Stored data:

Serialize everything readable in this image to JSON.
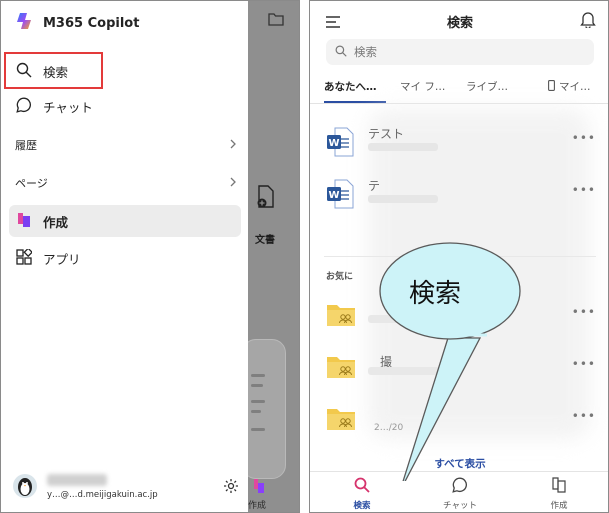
{
  "left": {
    "brand": "M365 Copilot",
    "nav": {
      "search": "検索",
      "chat": "チャット",
      "history": "履歴",
      "pages": "ページ",
      "create": "作成",
      "apps": "アプリ"
    },
    "behind": {
      "doc_label": "文書",
      "create_label": "作成"
    },
    "user": {
      "email": "y…@…d.meijigakuin.ac.jp"
    }
  },
  "right": {
    "title": "検索",
    "search_placeholder": "検索",
    "tabs": [
      "あなたへ…",
      "マイ フ…",
      "ライブ…",
      "マイ…"
    ],
    "files": [
      {
        "name": "テスト"
      },
      {
        "name": "テ"
      }
    ],
    "favorites_header": "お気に",
    "folders": [
      {
        "name": ""
      },
      {
        "name": "撮"
      },
      {
        "name": "2…/20"
      }
    ],
    "show_all": "すべて表示",
    "bottom_nav": {
      "search": "検索",
      "chat": "チャット",
      "create": "作成"
    },
    "callout": "検索"
  },
  "colors": {
    "accent": "#2b4ea3",
    "highlight_box": "#e33a3a",
    "word_blue": "#2b579a",
    "folder_yellow": "#f2c94c",
    "callout_fill": "#cdf3f8"
  }
}
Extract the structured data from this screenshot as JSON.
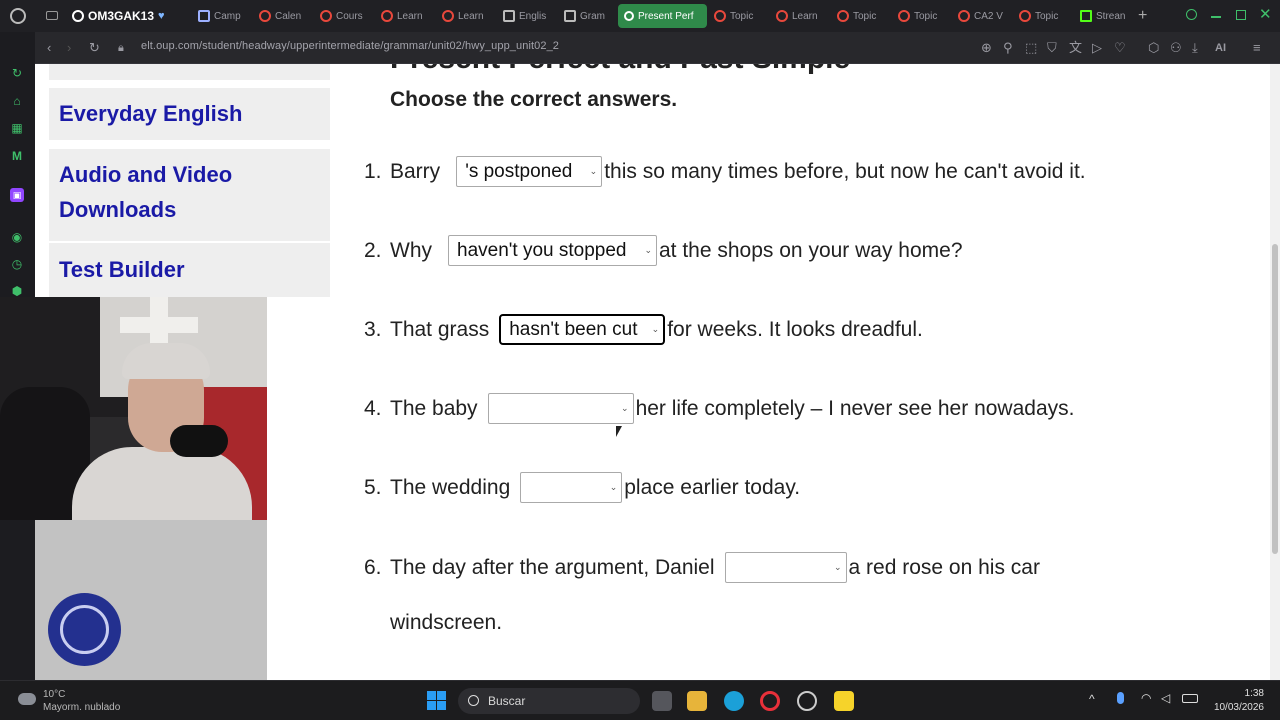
{
  "browser": {
    "tabs": [
      {
        "label": "OM3GAK13"
      },
      {
        "label": "Camp"
      },
      {
        "label": "Calen"
      },
      {
        "label": "Cours"
      },
      {
        "label": "Learn"
      },
      {
        "label": "Learn"
      },
      {
        "label": "Englis"
      },
      {
        "label": "Gram"
      },
      {
        "label": "Present Perf",
        "active": true
      },
      {
        "label": "Topic"
      },
      {
        "label": "Learn"
      },
      {
        "label": "Topic"
      },
      {
        "label": "Topic"
      },
      {
        "label": "CA2 V"
      },
      {
        "label": "Topic"
      },
      {
        "label": "Strean"
      }
    ],
    "url": "elt.oup.com/student/headway/upperintermediate/grammar/unit02/hwy_upp_unit02_2",
    "ai_label": "AI"
  },
  "sidebar_nav": {
    "items": [
      "Everyday English",
      "Audio and Video Downloads",
      "Test Builder"
    ]
  },
  "exercise": {
    "title": "Present Perfect and Past Simple",
    "instruction": "Choose the correct answers.",
    "questions": [
      {
        "num": "1.",
        "before": "Barry",
        "selected": "'s postponed",
        "after": "this so many times before, but now he can't avoid it."
      },
      {
        "num": "2.",
        "before": "Why",
        "selected": "haven't you stopped",
        "after": "at the shops on your way home?"
      },
      {
        "num": "3.",
        "before": "That grass",
        "selected": "hasn't been cut",
        "after": "for weeks. It looks dreadful."
      },
      {
        "num": "4.",
        "before": "The baby",
        "selected": "",
        "after": "her life completely – I never see her nowadays."
      },
      {
        "num": "5.",
        "before": "The wedding",
        "selected": "",
        "after": "place earlier today."
      },
      {
        "num": "6.",
        "before": "The day after the argument, Daniel",
        "selected": "",
        "after": "a red rose on his car",
        "after_line2": "windscreen."
      }
    ]
  },
  "taskbar": {
    "search_placeholder": "Buscar",
    "weather_temp": "10°C",
    "weather_desc": "Mayorm. nublado",
    "time": "1:38",
    "date": "10/03/2026"
  },
  "colors": {
    "link_blue": "#1a1aa6",
    "active_tab": "#2f8a4a",
    "opera_red": "#e8483c"
  }
}
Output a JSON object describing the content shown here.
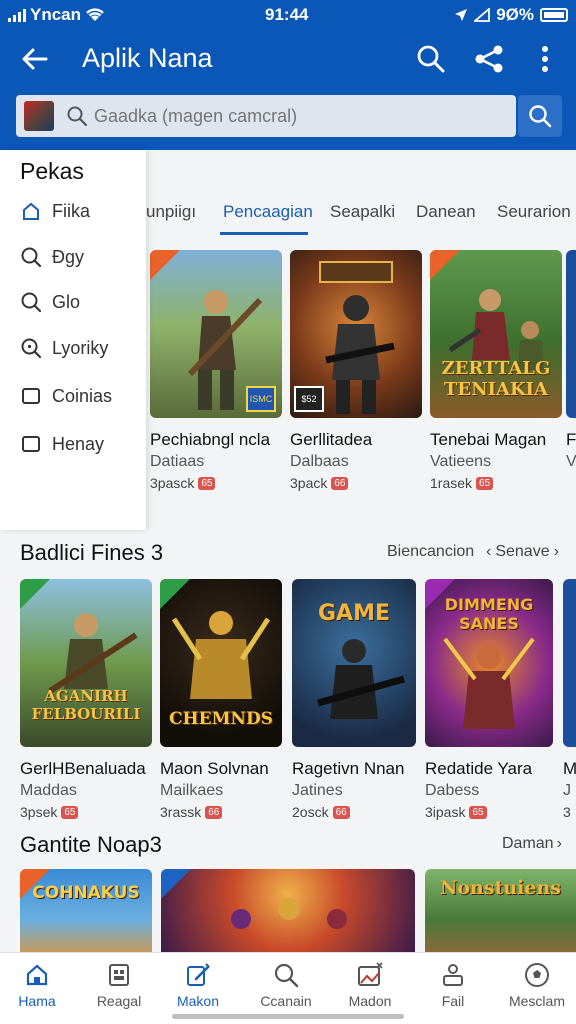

**To do**:
Show every line of the records above that contains the word "before".

**Expected answer**:
        "before": "Barry",
        "after": "this so many times before, but now he can't avoid it."
        "before": "Why",
        "before": "That grass",
        "before": "The baby",
        "before": "The wedding",
        "before": "The day after the argument, Daniel",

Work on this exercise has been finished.